From the entries below, work out the number of lines that hold the word "ESCA", and give that number alone.
—————
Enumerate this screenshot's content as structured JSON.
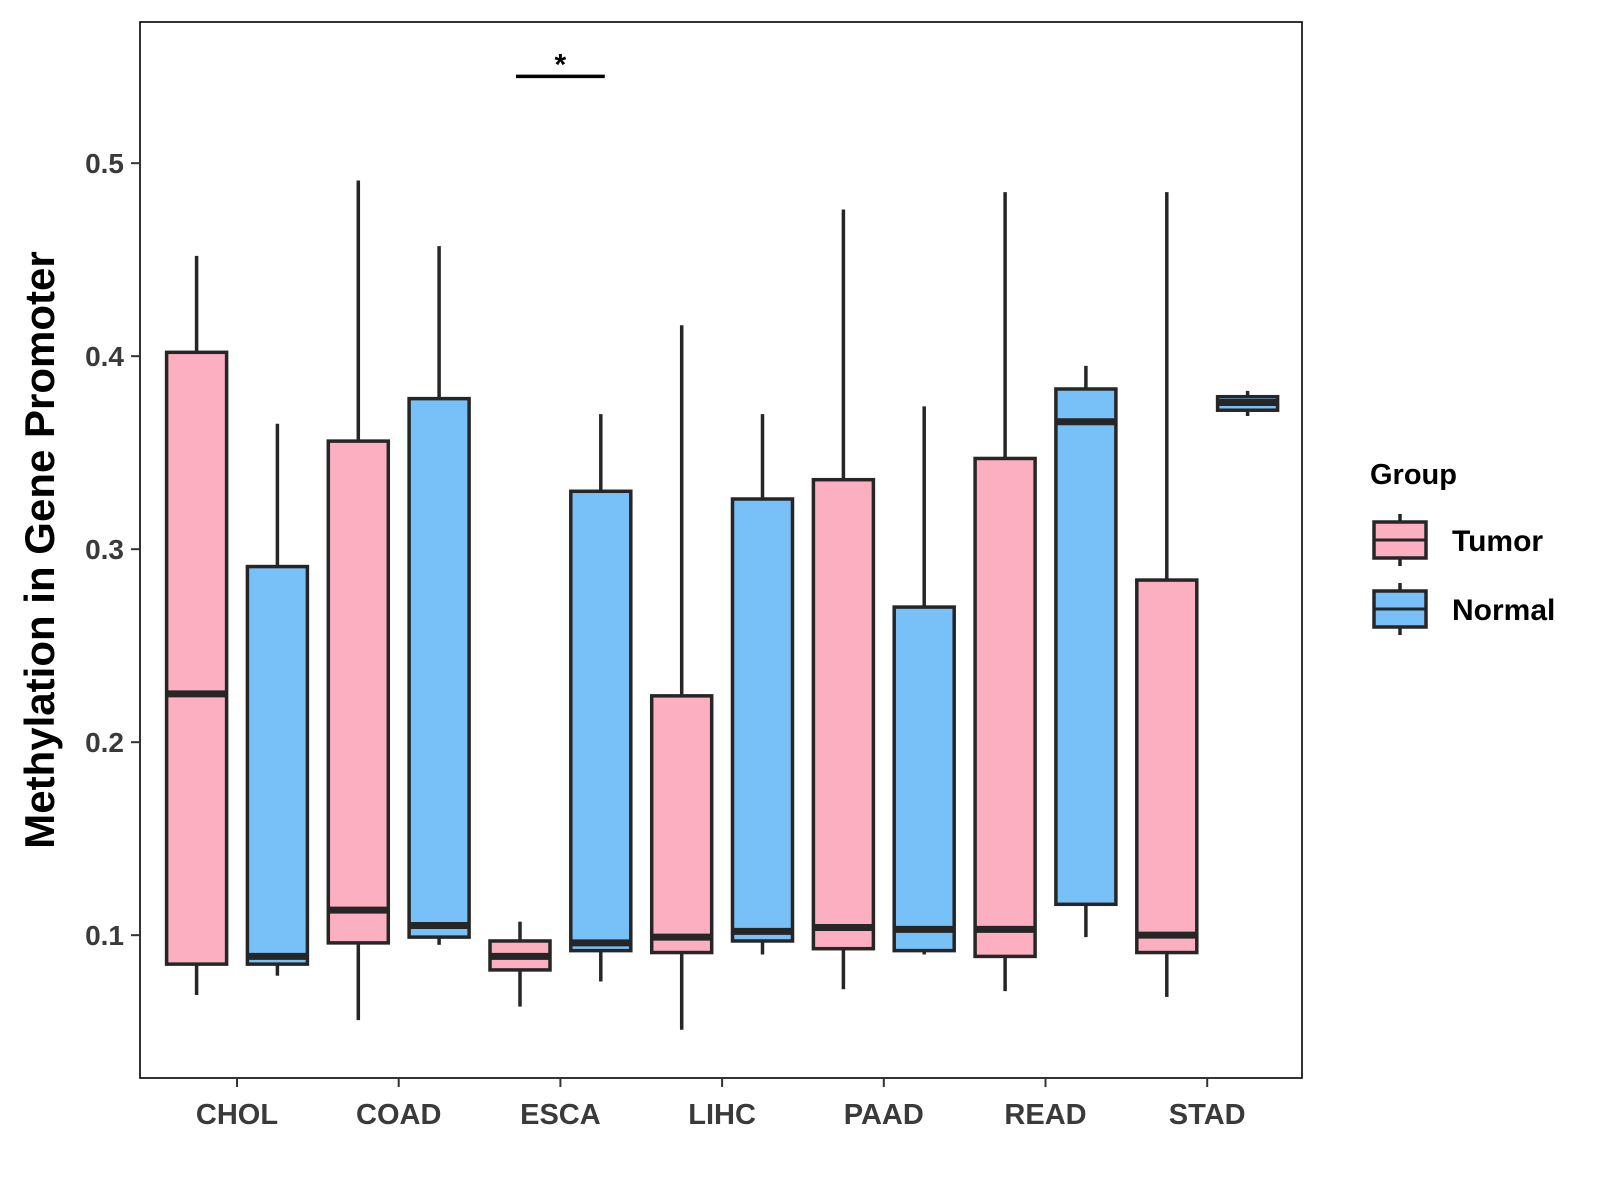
{
  "chart_data": {
    "type": "boxplot",
    "title": "",
    "xlabel": "",
    "ylabel": "Methylation in Gene Promoter",
    "ylim": [
      0.026,
      0.572
    ],
    "yticks": [
      0.1,
      0.2,
      0.3,
      0.4,
      0.5
    ],
    "ytick_labels": [
      "0.1",
      "0.2",
      "0.3",
      "0.4",
      "0.5"
    ],
    "categories": [
      "CHOL",
      "COAD",
      "ESCA",
      "LIHC",
      "PAAD",
      "READ",
      "STAD"
    ],
    "legend": {
      "title": "Group",
      "position": "right",
      "items": [
        {
          "name": "Tumor",
          "color": "#FBAFC0"
        },
        {
          "name": "Normal",
          "color": "#77C0F8"
        }
      ]
    },
    "series": [
      {
        "name": "Tumor",
        "color": "#FBAFC0",
        "boxes": [
          {
            "category": "CHOL",
            "min": 0.069,
            "q1": 0.085,
            "median": 0.225,
            "q3": 0.402,
            "max": 0.452
          },
          {
            "category": "COAD",
            "min": 0.056,
            "q1": 0.096,
            "median": 0.113,
            "q3": 0.356,
            "max": 0.491
          },
          {
            "category": "ESCA",
            "min": 0.063,
            "q1": 0.082,
            "median": 0.089,
            "q3": 0.097,
            "max": 0.107
          },
          {
            "category": "LIHC",
            "min": 0.051,
            "q1": 0.091,
            "median": 0.099,
            "q3": 0.224,
            "max": 0.416
          },
          {
            "category": "PAAD",
            "min": 0.072,
            "q1": 0.093,
            "median": 0.104,
            "q3": 0.336,
            "max": 0.476
          },
          {
            "category": "READ",
            "min": 0.071,
            "q1": 0.089,
            "median": 0.103,
            "q3": 0.347,
            "max": 0.485
          },
          {
            "category": "STAD",
            "min": 0.068,
            "q1": 0.091,
            "median": 0.1,
            "q3": 0.284,
            "max": 0.485
          }
        ]
      },
      {
        "name": "Normal",
        "color": "#77C0F8",
        "boxes": [
          {
            "category": "CHOL",
            "min": 0.079,
            "q1": 0.085,
            "median": 0.089,
            "q3": 0.291,
            "max": 0.365
          },
          {
            "category": "COAD",
            "min": 0.095,
            "q1": 0.099,
            "median": 0.105,
            "q3": 0.378,
            "max": 0.457
          },
          {
            "category": "ESCA",
            "min": 0.076,
            "q1": 0.092,
            "median": 0.096,
            "q3": 0.33,
            "max": 0.37
          },
          {
            "category": "LIHC",
            "min": 0.09,
            "q1": 0.097,
            "median": 0.102,
            "q3": 0.326,
            "max": 0.37
          },
          {
            "category": "PAAD",
            "min": 0.09,
            "q1": 0.092,
            "median": 0.103,
            "q3": 0.27,
            "max": 0.374
          },
          {
            "category": "READ",
            "min": 0.099,
            "q1": 0.116,
            "median": 0.366,
            "q3": 0.383,
            "max": 0.395
          },
          {
            "category": "STAD",
            "min": 0.369,
            "q1": 0.372,
            "median": 0.376,
            "q3": 0.379,
            "max": 0.382
          }
        ]
      }
    ],
    "annotations": [
      {
        "type": "significance",
        "category": "ESCA",
        "text": "*",
        "y": 0.545
      }
    ]
  }
}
—————
#### Solution
4